[WHAT IS NEEDED]: Would you copy each line of the data below that has "Occludin"?

Figure record extracts

====

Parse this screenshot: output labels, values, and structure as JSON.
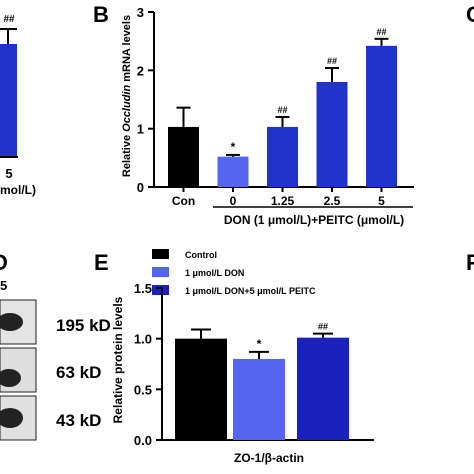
{
  "panels": {
    "B": "B",
    "C": "C",
    "D": "D",
    "E": "E",
    "F": "F"
  },
  "left_fragment": {
    "sig_mark": "##",
    "tick": "5",
    "axis_fragment": "mol/L)"
  },
  "blot": {
    "label_top": "5",
    "bands": [
      "195 kD",
      "63 kD",
      "43 kD"
    ]
  },
  "colors": {
    "black": "#000000",
    "light_blue": "#5566ee",
    "medium_blue": "#2233cc",
    "dark_blue": "#1a22bb"
  },
  "chart_data": [
    {
      "panel": "B",
      "type": "bar",
      "title": "",
      "ylabel": "Relative Occludin mRNA levels",
      "ylabel_parts": [
        "Relative ",
        "Occludin",
        " mRNA levels"
      ],
      "xlabel": "DON (1 μmol/L)+PEITC (μmol/L)",
      "ylim": [
        0,
        3
      ],
      "yticks": [
        "0",
        "1",
        "2",
        "3"
      ],
      "categories": [
        "Con",
        "0",
        "1.25",
        "2.5",
        "5"
      ],
      "values": [
        1.03,
        0.52,
        1.03,
        1.8,
        2.42
      ],
      "errors": [
        0.33,
        0.03,
        0.17,
        0.24,
        0.12
      ],
      "colors": [
        "#000000",
        "#5566ee",
        "#2233cc",
        "#2233cc",
        "#2233cc"
      ],
      "annotations": [
        "",
        "*",
        "##",
        "##",
        "##"
      ]
    },
    {
      "panel": "E",
      "type": "bar",
      "title": "",
      "ylabel": "Relative protein levels",
      "xlabel": "ZO-1/β-actin",
      "ylim": [
        0,
        1.5
      ],
      "yticks": [
        "0.0",
        "0.5",
        "1.0",
        "1.5"
      ],
      "legend_position": "top-left",
      "series": [
        {
          "name": "Control",
          "values": [
            1.0
          ],
          "errors": [
            0.09
          ],
          "color": "#000000",
          "annotation": ""
        },
        {
          "name": "1  μmol/L DON",
          "values": [
            0.8
          ],
          "errors": [
            0.07
          ],
          "color": "#5566ee",
          "annotation": "*"
        },
        {
          "name": "1  μmol/L DON+5 μmol/L PEITC",
          "values": [
            1.01
          ],
          "errors": [
            0.04
          ],
          "color": "#1a22bb",
          "annotation": "##"
        }
      ]
    }
  ]
}
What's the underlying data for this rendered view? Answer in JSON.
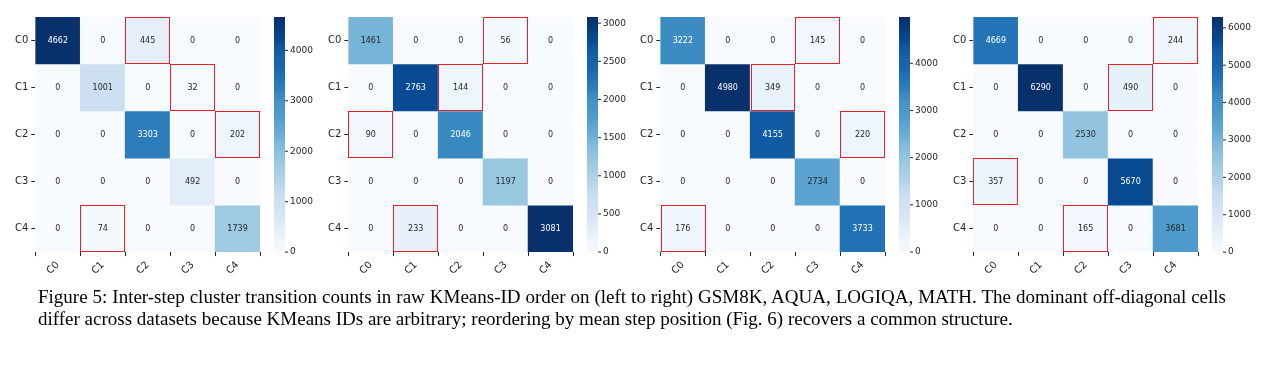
{
  "chart_data": [
    {
      "type": "heatmap",
      "categories": [
        "C0",
        "C1",
        "C2",
        "C3",
        "C4"
      ],
      "y_categories": [
        "C0",
        "C1",
        "C2",
        "C3",
        "C4"
      ],
      "cells": [
        [
          4662,
          0,
          445,
          0,
          0
        ],
        [
          0,
          1001,
          0,
          32,
          0
        ],
        [
          0,
          0,
          3303,
          0,
          202
        ],
        [
          0,
          0,
          0,
          492,
          0
        ],
        [
          0,
          74,
          0,
          0,
          1739
        ]
      ],
      "clim": [
        0,
        4662
      ],
      "cticks": [
        0,
        1000,
        2000,
        3000,
        4000
      ],
      "data_labels": true,
      "annotations": [
        "Figure 5: Inter-step cluster transition counts in raw KMeans-ID order on (left to right) GSM8K, AQUA, LOGIQA, MATH. The dominant off-diagonal cells differ across datasets because KMeans IDs are arbitrary; reordering by mean step position (Fig. 6) recovers a common structure."
      ]
    },
    {
      "type": "heatmap",
      "categories": [
        "C0",
        "C1",
        "C2",
        "C3",
        "C4"
      ],
      "y_categories": [
        "C0",
        "C1",
        "C2",
        "C3",
        "C4"
      ],
      "cells": [
        [
          1461,
          0,
          0,
          56,
          0
        ],
        [
          0,
          2763,
          144,
          0,
          0
        ],
        [
          90,
          0,
          2046,
          0,
          0
        ],
        [
          0,
          0,
          0,
          1197,
          0
        ],
        [
          0,
          233,
          0,
          0,
          3081
        ]
      ],
      "clim": [
        0,
        3081
      ],
      "cticks": [
        0,
        500,
        1000,
        1500,
        2000,
        2500,
        3000
      ],
      "data_labels": true
    },
    {
      "type": "heatmap",
      "categories": [
        "C0",
        "C1",
        "C2",
        "C3",
        "C4"
      ],
      "y_categories": [
        "C0",
        "C1",
        "C2",
        "C3",
        "C4"
      ],
      "cells": [
        [
          3222,
          0,
          0,
          145,
          0
        ],
        [
          0,
          4980,
          349,
          0,
          0
        ],
        [
          0,
          0,
          4155,
          0,
          220
        ],
        [
          0,
          0,
          0,
          2734,
          0
        ],
        [
          176,
          0,
          0,
          0,
          3733
        ]
      ],
      "clim": [
        0,
        4980
      ],
      "cticks": [
        0,
        1000,
        2000,
        3000,
        4000
      ],
      "data_labels": true
    },
    {
      "type": "heatmap",
      "categories": [
        "C0",
        "C1",
        "C2",
        "C3",
        "C4"
      ],
      "y_categories": [
        "C0",
        "C1",
        "C2",
        "C3",
        "C4"
      ],
      "cells": [
        [
          4669,
          0,
          0,
          0,
          244
        ],
        [
          0,
          6290,
          0,
          490,
          0
        ],
        [
          0,
          0,
          2530,
          0,
          0
        ],
        [
          357,
          0,
          0,
          5670,
          0
        ],
        [
          0,
          0,
          165,
          0,
          3681
        ]
      ],
      "clim": [
        0,
        6290
      ],
      "cticks": [
        0,
        1000,
        2000,
        3000,
        4000,
        5000,
        6000
      ],
      "data_labels": true
    }
  ]
}
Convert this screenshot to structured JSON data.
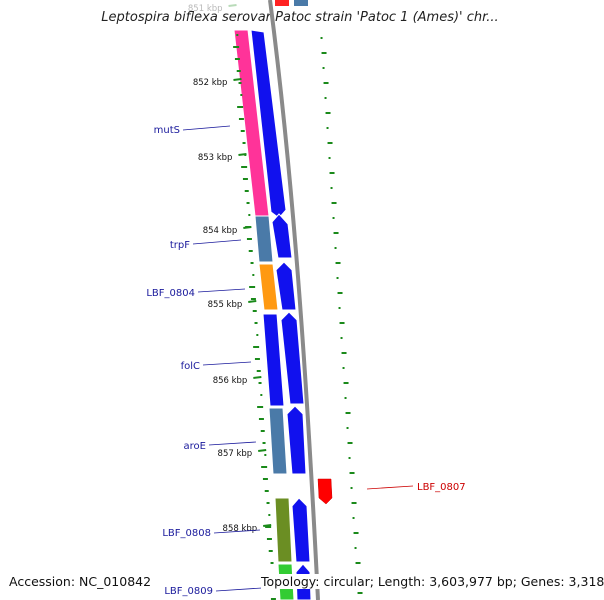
{
  "title": "Leptospira biflexa serovar Patoc strain 'Patoc 1 (Ames)' chr...",
  "footer": {
    "accession": "Accession: NC_010842",
    "summary": "Topology: circular; Length: 3,603,977 bp; Genes: 3,318"
  },
  "ticks": [
    {
      "label": "851 kbp",
      "faded": true
    },
    {
      "label": "852 kbp"
    },
    {
      "label": "853 kbp"
    },
    {
      "label": "854 kbp"
    },
    {
      "label": "855 kbp"
    },
    {
      "label": "856 kbp"
    },
    {
      "label": "857 kbp"
    },
    {
      "label": "858 kbp"
    }
  ],
  "genes": [
    {
      "name": "mutS",
      "strand": "forward",
      "color": "#ff3399",
      "reverse_color": "#1111ee"
    },
    {
      "name": "trpF",
      "strand": "forward",
      "color": "#4a7aa8",
      "reverse_color": "#1111ee"
    },
    {
      "name": "LBF_0804",
      "strand": "forward",
      "color": "#ff9911",
      "reverse_color": "#1111ee"
    },
    {
      "name": "folC",
      "strand": "forward",
      "color": "#1111ee",
      "reverse_color": "#1111ee"
    },
    {
      "name": "aroE",
      "strand": "forward",
      "color": "#4a7aa8",
      "reverse_color": "#1111ee"
    },
    {
      "name": "LBF_0807",
      "strand": "reverse",
      "color": "#ff0000"
    },
    {
      "name": "LBF_0808",
      "strand": "forward",
      "color": "#6b8e23",
      "reverse_color": "#1111ee"
    },
    {
      "name": "LBF_0809",
      "strand": "forward",
      "color": "#33cc33",
      "reverse_color": "#1111ee"
    }
  ],
  "colors": {
    "backbone": "#888888",
    "gc_skew": "#1a8a1a",
    "label_text": "#1a1a9c",
    "highlight_label": "#cc0000"
  }
}
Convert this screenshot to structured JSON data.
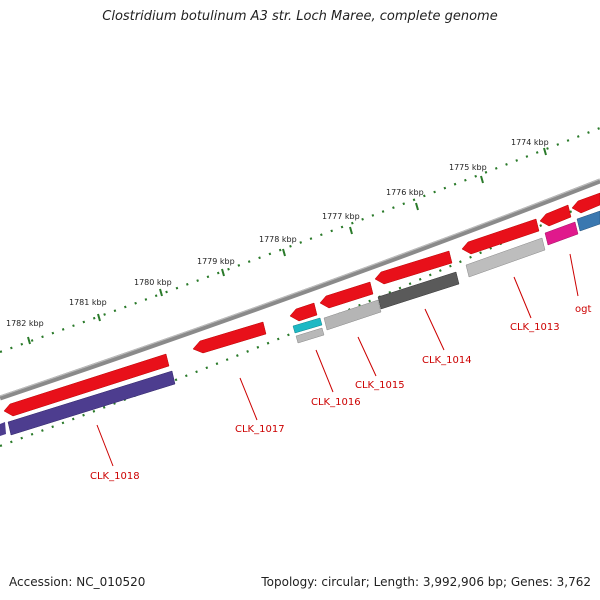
{
  "title": "Clostridium botulinum A3 str. Loch Maree, complete genome",
  "footer": {
    "accession": "Accession: NC_010520",
    "summary": "Topology: circular; Length: 3,992,906 bp; Genes: 3,762"
  },
  "scale_labels": [
    "1774 kbp",
    "1775 kbp",
    "1776 kbp",
    "1777 kbp",
    "1778 kbp",
    "1779 kbp",
    "1780 kbp",
    "1781 kbp",
    "1782 kbp"
  ],
  "gene_labels": [
    "CLK_1013",
    "ogt",
    "CLK_1014",
    "CLK_1015",
    "CLK_1016",
    "CLK_1017",
    "CLK_1018"
  ],
  "colors": {
    "forward_cds": "#e8101a",
    "backbone": "#8c8c8c",
    "scale_ticks": "#2a7a2a",
    "label_red": "#cc0000",
    "clk1018": "#4d3d8f",
    "clk1016": "#1eb8c4",
    "clk1014": "#5a5a5a",
    "clk1015": "#b5b5b5",
    "clk1013": "#bdbdbd",
    "ogt": "#e0198c",
    "right_edge_gene": "#3a78b0"
  }
}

====

[PROBLEM SOLUTION]:
      "ylabel": "Relative Occludin mRNA levels",
        "Occludin",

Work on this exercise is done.